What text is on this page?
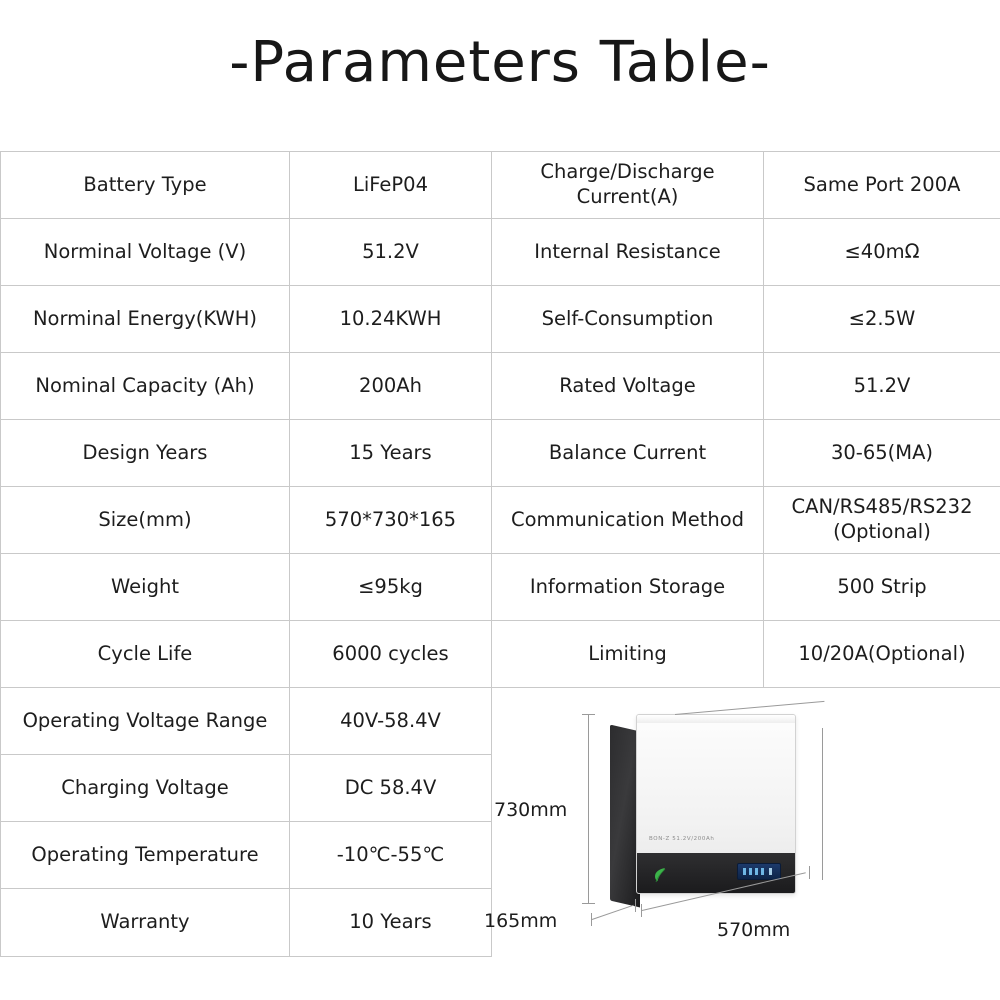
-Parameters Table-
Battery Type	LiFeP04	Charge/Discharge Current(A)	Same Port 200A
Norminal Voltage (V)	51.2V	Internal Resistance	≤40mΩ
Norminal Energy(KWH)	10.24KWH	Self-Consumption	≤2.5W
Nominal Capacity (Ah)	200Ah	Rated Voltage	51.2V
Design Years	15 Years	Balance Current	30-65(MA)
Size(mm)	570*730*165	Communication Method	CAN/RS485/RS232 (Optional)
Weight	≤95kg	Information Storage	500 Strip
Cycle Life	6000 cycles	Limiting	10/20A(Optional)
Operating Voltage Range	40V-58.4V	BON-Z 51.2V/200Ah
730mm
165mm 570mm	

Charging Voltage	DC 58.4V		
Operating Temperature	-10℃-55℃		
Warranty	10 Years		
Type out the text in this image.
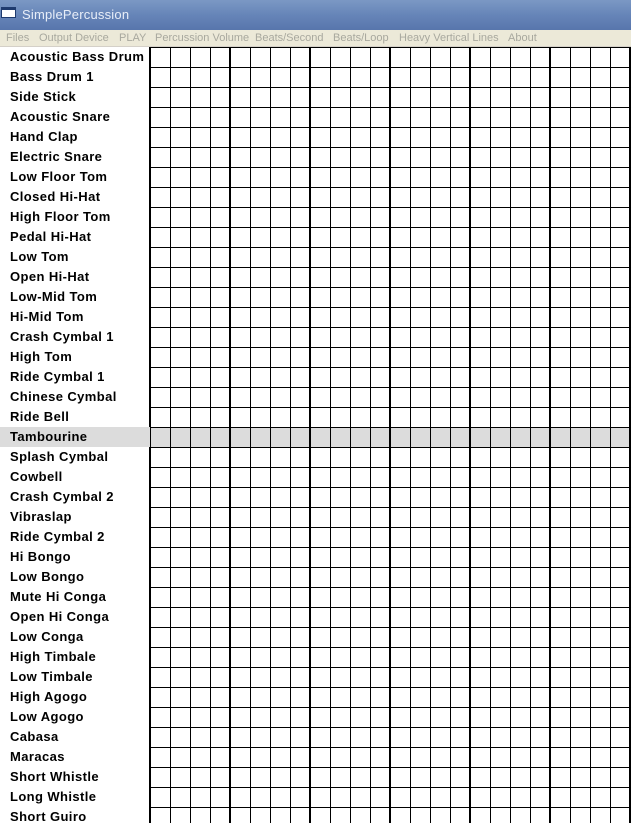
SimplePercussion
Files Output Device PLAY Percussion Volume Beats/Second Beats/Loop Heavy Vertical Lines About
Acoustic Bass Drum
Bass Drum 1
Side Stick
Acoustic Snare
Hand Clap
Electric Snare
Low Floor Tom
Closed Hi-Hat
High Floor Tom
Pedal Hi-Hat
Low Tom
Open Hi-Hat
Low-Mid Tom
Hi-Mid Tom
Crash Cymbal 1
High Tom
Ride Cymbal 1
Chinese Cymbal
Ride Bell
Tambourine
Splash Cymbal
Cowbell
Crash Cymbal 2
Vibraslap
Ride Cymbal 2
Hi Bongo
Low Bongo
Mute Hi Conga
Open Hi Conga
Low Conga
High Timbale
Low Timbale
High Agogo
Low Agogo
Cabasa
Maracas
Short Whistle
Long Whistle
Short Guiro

# Required task:
Write the entries above out again exactly, but not the pictures.

# Worked answer:
What text is on this page?
-Parameters Table-
Battery Type	LiFeP04	Charge/Discharge Current(A)	Same Port 200A
Norminal Voltage (V)	51.2V	Internal Resistance	≤40mΩ
Norminal Energy(KWH)	10.24KWH	Self-Consumption	≤2.5W
Nominal Capacity (Ah)	200Ah	Rated Voltage	51.2V
Design Years	15 Years	Balance Current	30-65(MA)
Size(mm)	570*730*165	Communication Method	CAN/RS485/RS232 (Optional)
Weight	≤95kg	Information Storage	500 Strip
Cycle Life	6000 cycles	Limiting	10/20A(Optional)
Operating Voltage Range	40V-58.4V	BON-Z 51.2V/200Ah
730mm
165mm 570mm	

Charging Voltage	DC 58.4V		
Operating Temperature	-10℃-55℃		
Warranty	10 Years		
Type out the text in this image.
SimplePercussion
Files Output Device PLAY Percussion Volume Beats/Second Beats/Loop Heavy Vertical Lines About
Acoustic Bass Drum
Bass Drum 1
Side Stick
Acoustic Snare
Hand Clap
Electric Snare
Low Floor Tom
Closed Hi-Hat
High Floor Tom
Pedal Hi-Hat
Low Tom
Open Hi-Hat
Low-Mid Tom
Hi-Mid Tom
Crash Cymbal 1
High Tom
Ride Cymbal 1
Chinese Cymbal
Ride Bell
Tambourine
Splash Cymbal
Cowbell
Crash Cymbal 2
Vibraslap
Ride Cymbal 2
Hi Bongo
Low Bongo
Mute Hi Conga
Open Hi Conga
Low Conga
High Timbale
Low Timbale
High Agogo
Low Agogo
Cabasa
Maracas
Short Whistle
Long Whistle
Short Guiro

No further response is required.